_SUPPLIED ENTRIES_:
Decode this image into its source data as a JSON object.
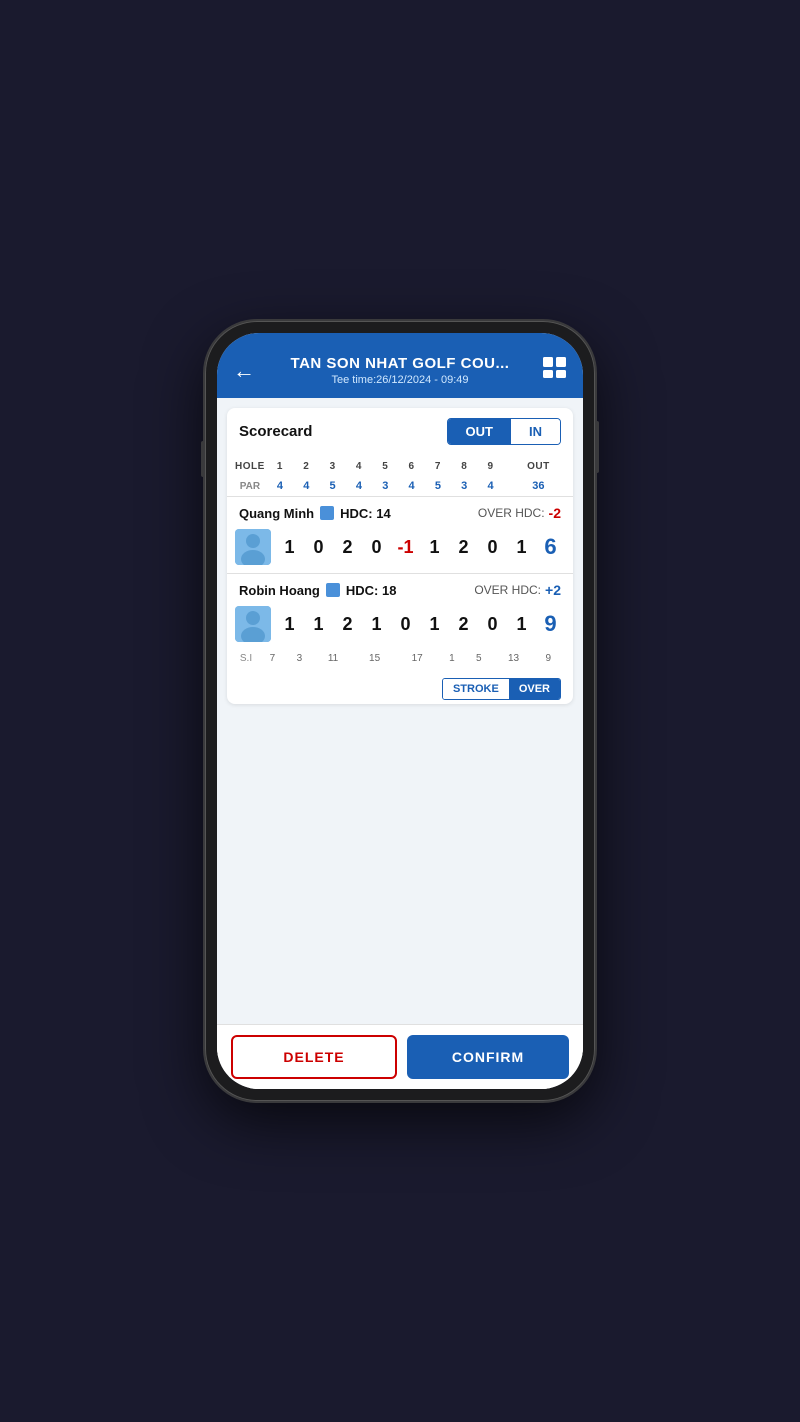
{
  "phone": {
    "header": {
      "back_icon": "←",
      "title": "TAN SON NHAT GOLF COU...",
      "tee_time": "Tee time:26/12/2024 - 09:49",
      "layout_icon": "⊞"
    },
    "scorecard": {
      "label": "Scorecard",
      "tab_out": "OUT",
      "tab_in": "IN",
      "holes": [
        "HOLE",
        "1",
        "2",
        "3",
        "4",
        "5",
        "6",
        "7",
        "8",
        "9",
        "OUT"
      ],
      "par_label": "PAR",
      "par_values": [
        "4",
        "4",
        "5",
        "4",
        "3",
        "4",
        "5",
        "3",
        "4",
        "36"
      ],
      "players": [
        {
          "name": "Quang Minh",
          "color": "#4a90d9",
          "hdc_label": "HDC:",
          "hdc": "14",
          "over_hdc_label": "OVER HDC:",
          "over_hdc": "-2",
          "over_hdc_sign": "negative",
          "scores": [
            "1",
            "0",
            "2",
            "0",
            "-1",
            "1",
            "2",
            "0",
            "1"
          ],
          "score_colors": [
            "black",
            "black",
            "black",
            "black",
            "red",
            "black",
            "black",
            "black",
            "black"
          ],
          "total": "6",
          "total_color": "blue"
        },
        {
          "name": "Robin Hoang",
          "color": "#4a90d9",
          "hdc_label": "HDC:",
          "hdc": "18",
          "over_hdc_label": "OVER HDC:",
          "over_hdc": "+2",
          "over_hdc_sign": "positive",
          "scores": [
            "1",
            "1",
            "2",
            "1",
            "0",
            "1",
            "2",
            "0",
            "1"
          ],
          "score_colors": [
            "black",
            "black",
            "black",
            "black",
            "black",
            "black",
            "black",
            "black",
            "black"
          ],
          "total": "9",
          "total_color": "blue"
        }
      ],
      "si_label": "S.I",
      "si_values": [
        "7",
        "3",
        "11",
        "15",
        "17",
        "1",
        "5",
        "13",
        "9"
      ],
      "toggle": {
        "stroke": "STROKE",
        "over": "OVER"
      }
    },
    "buttons": {
      "delete": "DELETE",
      "confirm": "CONFIRM"
    }
  }
}
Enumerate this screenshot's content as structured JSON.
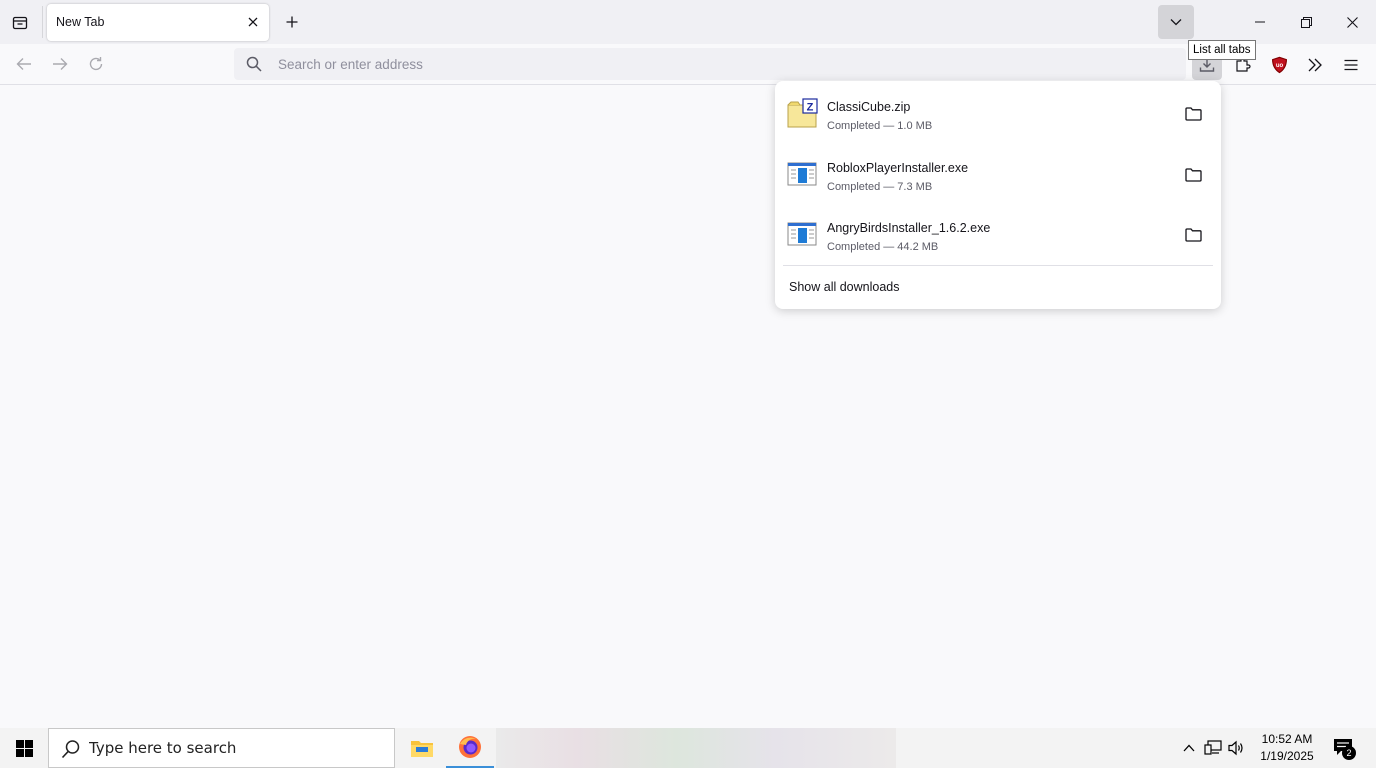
{
  "tabstrip": {
    "active_tab_title": "New Tab",
    "tooltip": "List all tabs"
  },
  "navbar": {
    "url_placeholder": "Search or enter address"
  },
  "downloads": {
    "items": [
      {
        "name": "ClassiCube.zip",
        "status": "Completed — 1.0 MB",
        "icon": "zip-archive-icon"
      },
      {
        "name": "RobloxPlayerInstaller.exe",
        "status": "Completed — 7.3 MB",
        "icon": "executable-icon"
      },
      {
        "name": "AngryBirdsInstaller_1.6.2.exe",
        "status": "Completed — 44.2 MB",
        "icon": "executable-icon"
      }
    ],
    "show_all_label": "Show all downloads"
  },
  "taskbar": {
    "search_placeholder": "Type here to search",
    "time": "10:52 AM",
    "date": "1/19/2025",
    "notification_count": "2"
  },
  "colors": {
    "accent": "#3a8fd8",
    "ublock_red": "#c1121f"
  }
}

_INSTRUCTIONS TO FOLLOW_: The listing above must be printed again exactly, minus its pictures.

_OUTPUT BELOW_:
Decode this image into its source data as a JSON object.
{
  "phone": {
    "header": {
      "back_icon": "←",
      "title": "TAN SON NHAT GOLF COU...",
      "tee_time": "Tee time:26/12/2024 - 09:49",
      "layout_icon": "⊞"
    },
    "scorecard": {
      "label": "Scorecard",
      "tab_out": "OUT",
      "tab_in": "IN",
      "holes": [
        "HOLE",
        "1",
        "2",
        "3",
        "4",
        "5",
        "6",
        "7",
        "8",
        "9",
        "OUT"
      ],
      "par_label": "PAR",
      "par_values": [
        "4",
        "4",
        "5",
        "4",
        "3",
        "4",
        "5",
        "3",
        "4",
        "36"
      ],
      "players": [
        {
          "name": "Quang Minh",
          "color": "#4a90d9",
          "hdc_label": "HDC:",
          "hdc": "14",
          "over_hdc_label": "OVER HDC:",
          "over_hdc": "-2",
          "over_hdc_sign": "negative",
          "scores": [
            "1",
            "0",
            "2",
            "0",
            "-1",
            "1",
            "2",
            "0",
            "1"
          ],
          "score_colors": [
            "black",
            "black",
            "black",
            "black",
            "red",
            "black",
            "black",
            "black",
            "black"
          ],
          "total": "6",
          "total_color": "blue"
        },
        {
          "name": "Robin Hoang",
          "color": "#4a90d9",
          "hdc_label": "HDC:",
          "hdc": "18",
          "over_hdc_label": "OVER HDC:",
          "over_hdc": "+2",
          "over_hdc_sign": "positive",
          "scores": [
            "1",
            "1",
            "2",
            "1",
            "0",
            "1",
            "2",
            "0",
            "1"
          ],
          "score_colors": [
            "black",
            "black",
            "black",
            "black",
            "black",
            "black",
            "black",
            "black",
            "black"
          ],
          "total": "9",
          "total_color": "blue"
        }
      ],
      "si_label": "S.I",
      "si_values": [
        "7",
        "3",
        "11",
        "15",
        "17",
        "1",
        "5",
        "13",
        "9"
      ],
      "toggle": {
        "stroke": "STROKE",
        "over": "OVER"
      }
    },
    "buttons": {
      "delete": "DELETE",
      "confirm": "CONFIRM"
    }
  }
}
Enumerate this screenshot's content as structured JSON.
{
  "tabstrip": {
    "active_tab_title": "New Tab",
    "tooltip": "List all tabs"
  },
  "navbar": {
    "url_placeholder": "Search or enter address"
  },
  "downloads": {
    "items": [
      {
        "name": "ClassiCube.zip",
        "status": "Completed — 1.0 MB",
        "icon": "zip-archive-icon"
      },
      {
        "name": "RobloxPlayerInstaller.exe",
        "status": "Completed — 7.3 MB",
        "icon": "executable-icon"
      },
      {
        "name": "AngryBirdsInstaller_1.6.2.exe",
        "status": "Completed — 44.2 MB",
        "icon": "executable-icon"
      }
    ],
    "show_all_label": "Show all downloads"
  },
  "taskbar": {
    "search_placeholder": "Type here to search",
    "time": "10:52 AM",
    "date": "1/19/2025",
    "notification_count": "2"
  },
  "colors": {
    "accent": "#3a8fd8",
    "ublock_red": "#c1121f"
  }
}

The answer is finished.